■ **PROBLEM**:
Filter the lines below, copying only those with the string "betonie".

■ **DATA SECTION**:

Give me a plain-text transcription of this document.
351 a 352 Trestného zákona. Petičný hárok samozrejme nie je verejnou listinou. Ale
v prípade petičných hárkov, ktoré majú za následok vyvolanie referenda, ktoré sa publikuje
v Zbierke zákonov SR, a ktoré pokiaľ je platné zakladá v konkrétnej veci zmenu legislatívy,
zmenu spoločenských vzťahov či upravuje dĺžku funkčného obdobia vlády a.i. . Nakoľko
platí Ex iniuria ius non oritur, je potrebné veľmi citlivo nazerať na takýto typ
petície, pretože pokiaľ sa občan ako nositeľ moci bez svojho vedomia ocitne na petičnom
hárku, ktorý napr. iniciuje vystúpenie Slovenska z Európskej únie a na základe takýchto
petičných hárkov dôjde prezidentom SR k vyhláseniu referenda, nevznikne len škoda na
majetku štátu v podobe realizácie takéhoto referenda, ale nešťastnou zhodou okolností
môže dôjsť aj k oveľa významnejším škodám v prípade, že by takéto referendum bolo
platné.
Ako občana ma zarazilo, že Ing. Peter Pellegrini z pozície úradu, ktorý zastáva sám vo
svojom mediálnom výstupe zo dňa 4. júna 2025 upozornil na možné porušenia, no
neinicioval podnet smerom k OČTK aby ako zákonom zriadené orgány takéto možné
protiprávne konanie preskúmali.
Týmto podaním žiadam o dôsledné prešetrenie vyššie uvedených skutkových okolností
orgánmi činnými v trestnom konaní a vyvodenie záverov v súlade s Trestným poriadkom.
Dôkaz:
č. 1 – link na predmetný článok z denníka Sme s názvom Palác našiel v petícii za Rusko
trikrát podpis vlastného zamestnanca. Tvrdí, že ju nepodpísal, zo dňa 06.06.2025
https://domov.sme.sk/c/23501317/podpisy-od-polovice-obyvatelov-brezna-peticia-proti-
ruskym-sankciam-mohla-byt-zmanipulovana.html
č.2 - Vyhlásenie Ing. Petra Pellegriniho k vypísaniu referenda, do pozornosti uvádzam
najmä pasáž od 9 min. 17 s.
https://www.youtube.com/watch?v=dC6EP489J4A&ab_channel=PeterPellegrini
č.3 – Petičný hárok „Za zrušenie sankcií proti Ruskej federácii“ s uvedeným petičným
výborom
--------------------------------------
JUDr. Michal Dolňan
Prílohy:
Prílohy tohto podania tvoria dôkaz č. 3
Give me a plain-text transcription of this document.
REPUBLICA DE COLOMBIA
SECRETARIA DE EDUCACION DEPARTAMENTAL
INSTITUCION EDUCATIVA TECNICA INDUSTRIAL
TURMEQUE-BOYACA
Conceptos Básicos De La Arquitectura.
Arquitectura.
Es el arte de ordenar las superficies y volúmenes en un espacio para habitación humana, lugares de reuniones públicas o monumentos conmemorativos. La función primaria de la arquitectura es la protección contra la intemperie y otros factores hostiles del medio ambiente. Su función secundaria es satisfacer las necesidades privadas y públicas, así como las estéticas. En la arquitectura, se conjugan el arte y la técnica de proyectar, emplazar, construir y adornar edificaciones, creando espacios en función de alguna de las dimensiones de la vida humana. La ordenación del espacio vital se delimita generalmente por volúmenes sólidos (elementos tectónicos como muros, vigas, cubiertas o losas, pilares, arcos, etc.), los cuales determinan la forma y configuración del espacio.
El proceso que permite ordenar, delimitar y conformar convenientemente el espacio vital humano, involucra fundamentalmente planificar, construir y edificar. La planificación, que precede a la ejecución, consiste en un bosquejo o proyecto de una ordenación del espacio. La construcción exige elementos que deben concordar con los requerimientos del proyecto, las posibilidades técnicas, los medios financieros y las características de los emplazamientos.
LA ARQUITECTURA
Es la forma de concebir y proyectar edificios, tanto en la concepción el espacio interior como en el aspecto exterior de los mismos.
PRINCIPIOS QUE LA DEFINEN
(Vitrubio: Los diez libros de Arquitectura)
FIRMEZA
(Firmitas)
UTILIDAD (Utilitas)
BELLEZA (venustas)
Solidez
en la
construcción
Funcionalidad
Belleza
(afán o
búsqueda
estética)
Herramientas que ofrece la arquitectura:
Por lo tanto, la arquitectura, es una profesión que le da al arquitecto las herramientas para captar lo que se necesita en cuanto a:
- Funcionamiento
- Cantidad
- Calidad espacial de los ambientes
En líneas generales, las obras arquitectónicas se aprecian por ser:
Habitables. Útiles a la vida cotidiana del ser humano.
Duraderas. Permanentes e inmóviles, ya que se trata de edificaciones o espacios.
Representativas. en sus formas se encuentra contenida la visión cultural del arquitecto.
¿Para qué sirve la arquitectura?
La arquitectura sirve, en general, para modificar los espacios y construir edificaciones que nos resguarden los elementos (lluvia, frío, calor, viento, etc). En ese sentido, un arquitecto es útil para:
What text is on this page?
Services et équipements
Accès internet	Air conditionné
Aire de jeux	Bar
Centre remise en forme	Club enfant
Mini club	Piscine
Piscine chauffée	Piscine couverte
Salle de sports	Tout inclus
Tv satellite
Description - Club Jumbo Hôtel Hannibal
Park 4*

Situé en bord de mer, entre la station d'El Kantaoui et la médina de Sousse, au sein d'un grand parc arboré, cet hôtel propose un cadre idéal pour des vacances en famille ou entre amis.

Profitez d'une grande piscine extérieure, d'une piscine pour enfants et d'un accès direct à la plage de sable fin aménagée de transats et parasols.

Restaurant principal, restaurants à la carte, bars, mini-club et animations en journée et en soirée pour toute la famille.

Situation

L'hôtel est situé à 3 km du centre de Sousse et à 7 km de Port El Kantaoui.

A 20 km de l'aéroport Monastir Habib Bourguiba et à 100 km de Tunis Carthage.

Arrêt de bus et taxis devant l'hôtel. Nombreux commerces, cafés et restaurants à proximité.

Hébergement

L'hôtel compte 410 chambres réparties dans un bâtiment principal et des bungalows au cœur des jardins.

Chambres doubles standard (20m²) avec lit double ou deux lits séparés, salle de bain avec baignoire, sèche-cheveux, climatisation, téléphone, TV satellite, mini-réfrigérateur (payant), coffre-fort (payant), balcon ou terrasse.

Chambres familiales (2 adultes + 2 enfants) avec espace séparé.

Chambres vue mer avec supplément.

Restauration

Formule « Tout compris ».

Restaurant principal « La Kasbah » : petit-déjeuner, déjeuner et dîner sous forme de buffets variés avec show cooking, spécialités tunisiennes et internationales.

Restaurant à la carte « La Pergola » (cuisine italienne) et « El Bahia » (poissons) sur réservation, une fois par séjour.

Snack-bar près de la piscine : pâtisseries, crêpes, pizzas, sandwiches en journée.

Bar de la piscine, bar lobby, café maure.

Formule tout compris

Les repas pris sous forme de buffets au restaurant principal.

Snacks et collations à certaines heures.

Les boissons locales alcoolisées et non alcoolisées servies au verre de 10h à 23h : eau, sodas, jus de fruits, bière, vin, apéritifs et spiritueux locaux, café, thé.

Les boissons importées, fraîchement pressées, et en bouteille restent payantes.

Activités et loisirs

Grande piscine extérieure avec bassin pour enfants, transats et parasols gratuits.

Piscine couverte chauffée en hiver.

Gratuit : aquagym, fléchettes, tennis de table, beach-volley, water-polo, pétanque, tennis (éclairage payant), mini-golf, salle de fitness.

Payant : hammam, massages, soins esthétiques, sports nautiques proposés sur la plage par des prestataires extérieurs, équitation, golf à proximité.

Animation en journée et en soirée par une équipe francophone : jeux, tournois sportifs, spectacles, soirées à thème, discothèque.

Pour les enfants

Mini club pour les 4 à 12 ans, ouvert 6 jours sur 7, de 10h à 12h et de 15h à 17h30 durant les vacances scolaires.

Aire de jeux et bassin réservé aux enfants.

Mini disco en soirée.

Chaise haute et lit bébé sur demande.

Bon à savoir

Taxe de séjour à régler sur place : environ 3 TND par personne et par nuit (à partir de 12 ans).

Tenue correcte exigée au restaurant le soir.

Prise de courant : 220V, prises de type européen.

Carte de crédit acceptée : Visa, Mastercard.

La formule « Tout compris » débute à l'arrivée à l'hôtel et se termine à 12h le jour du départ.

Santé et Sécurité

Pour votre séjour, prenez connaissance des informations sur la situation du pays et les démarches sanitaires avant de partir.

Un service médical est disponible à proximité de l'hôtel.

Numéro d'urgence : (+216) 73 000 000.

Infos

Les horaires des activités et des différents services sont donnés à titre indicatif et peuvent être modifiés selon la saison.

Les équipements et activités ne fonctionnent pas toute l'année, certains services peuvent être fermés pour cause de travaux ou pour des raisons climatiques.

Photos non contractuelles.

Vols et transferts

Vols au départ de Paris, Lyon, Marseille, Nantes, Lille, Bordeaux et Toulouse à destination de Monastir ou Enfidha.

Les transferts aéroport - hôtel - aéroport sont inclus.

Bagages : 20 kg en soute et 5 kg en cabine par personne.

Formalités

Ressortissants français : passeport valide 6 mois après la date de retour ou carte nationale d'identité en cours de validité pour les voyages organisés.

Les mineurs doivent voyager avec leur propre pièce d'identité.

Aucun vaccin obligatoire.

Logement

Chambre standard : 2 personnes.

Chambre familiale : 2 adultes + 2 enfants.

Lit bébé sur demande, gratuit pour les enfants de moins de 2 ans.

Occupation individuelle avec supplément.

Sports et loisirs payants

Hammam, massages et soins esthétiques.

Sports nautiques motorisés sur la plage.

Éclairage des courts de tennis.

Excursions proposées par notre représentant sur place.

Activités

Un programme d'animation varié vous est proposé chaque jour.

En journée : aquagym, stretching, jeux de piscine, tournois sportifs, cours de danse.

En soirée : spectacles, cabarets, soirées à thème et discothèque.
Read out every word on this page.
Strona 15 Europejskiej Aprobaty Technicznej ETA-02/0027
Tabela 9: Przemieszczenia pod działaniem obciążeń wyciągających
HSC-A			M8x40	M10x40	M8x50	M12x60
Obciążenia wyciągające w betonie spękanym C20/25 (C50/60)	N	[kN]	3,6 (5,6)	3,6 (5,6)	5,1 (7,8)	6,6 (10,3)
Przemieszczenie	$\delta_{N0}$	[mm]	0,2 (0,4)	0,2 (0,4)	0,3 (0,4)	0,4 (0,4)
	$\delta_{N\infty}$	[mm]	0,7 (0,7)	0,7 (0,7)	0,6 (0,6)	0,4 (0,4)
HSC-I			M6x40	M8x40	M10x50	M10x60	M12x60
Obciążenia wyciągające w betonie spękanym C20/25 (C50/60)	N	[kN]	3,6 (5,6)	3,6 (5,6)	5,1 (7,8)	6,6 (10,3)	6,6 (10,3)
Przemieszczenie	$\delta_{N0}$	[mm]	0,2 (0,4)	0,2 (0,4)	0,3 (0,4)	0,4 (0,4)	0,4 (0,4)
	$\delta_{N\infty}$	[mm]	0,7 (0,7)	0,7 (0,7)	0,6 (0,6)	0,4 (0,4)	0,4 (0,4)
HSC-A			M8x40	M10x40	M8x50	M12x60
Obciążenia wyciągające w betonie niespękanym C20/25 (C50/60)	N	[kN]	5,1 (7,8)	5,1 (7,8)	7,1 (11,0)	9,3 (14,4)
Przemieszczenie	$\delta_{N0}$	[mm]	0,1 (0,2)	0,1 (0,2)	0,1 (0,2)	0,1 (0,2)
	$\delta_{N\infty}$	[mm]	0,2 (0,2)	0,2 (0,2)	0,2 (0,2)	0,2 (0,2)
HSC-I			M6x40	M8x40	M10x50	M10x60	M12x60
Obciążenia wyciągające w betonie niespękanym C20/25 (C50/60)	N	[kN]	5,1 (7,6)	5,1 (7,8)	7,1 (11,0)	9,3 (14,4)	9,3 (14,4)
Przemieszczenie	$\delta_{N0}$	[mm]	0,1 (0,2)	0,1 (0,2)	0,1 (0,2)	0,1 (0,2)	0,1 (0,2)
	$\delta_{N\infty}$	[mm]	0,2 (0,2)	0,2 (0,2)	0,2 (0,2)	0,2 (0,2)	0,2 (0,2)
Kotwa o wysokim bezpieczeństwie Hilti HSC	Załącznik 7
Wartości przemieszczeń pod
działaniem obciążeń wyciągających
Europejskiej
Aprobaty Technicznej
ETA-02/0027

■ **EXERCISE RESPONSE**:
Obciążenia wyciągające w betonie spękanym C20/25 (C50/60)	N	[kN]	3,6 (5,6)	3,6 (5,6)	5,1 (7,8)	6,6 (10,3)
Obciążenia wyciągające w betonie spękanym C20/25 (C50/60)	N	[kN]	3,6 (5,6)	3,6 (5,6)	5,1 (7,8)	6,6 (10,3)	6,6 (10,3)
Obciążenia wyciągające w betonie niespękanym C20/25 (C50/60)	N	[kN]	5,1 (7,8)	5,1 (7,8)	7,1 (11,0)	9,3 (14,4)
Obciążenia wyciągające w betonie niespękanym C20/25 (C50/60)	N	[kN]	5,1 (7,6)	5,1 (7,8)	7,1 (11,0)	9,3 (14,4)	9,3 (14,4)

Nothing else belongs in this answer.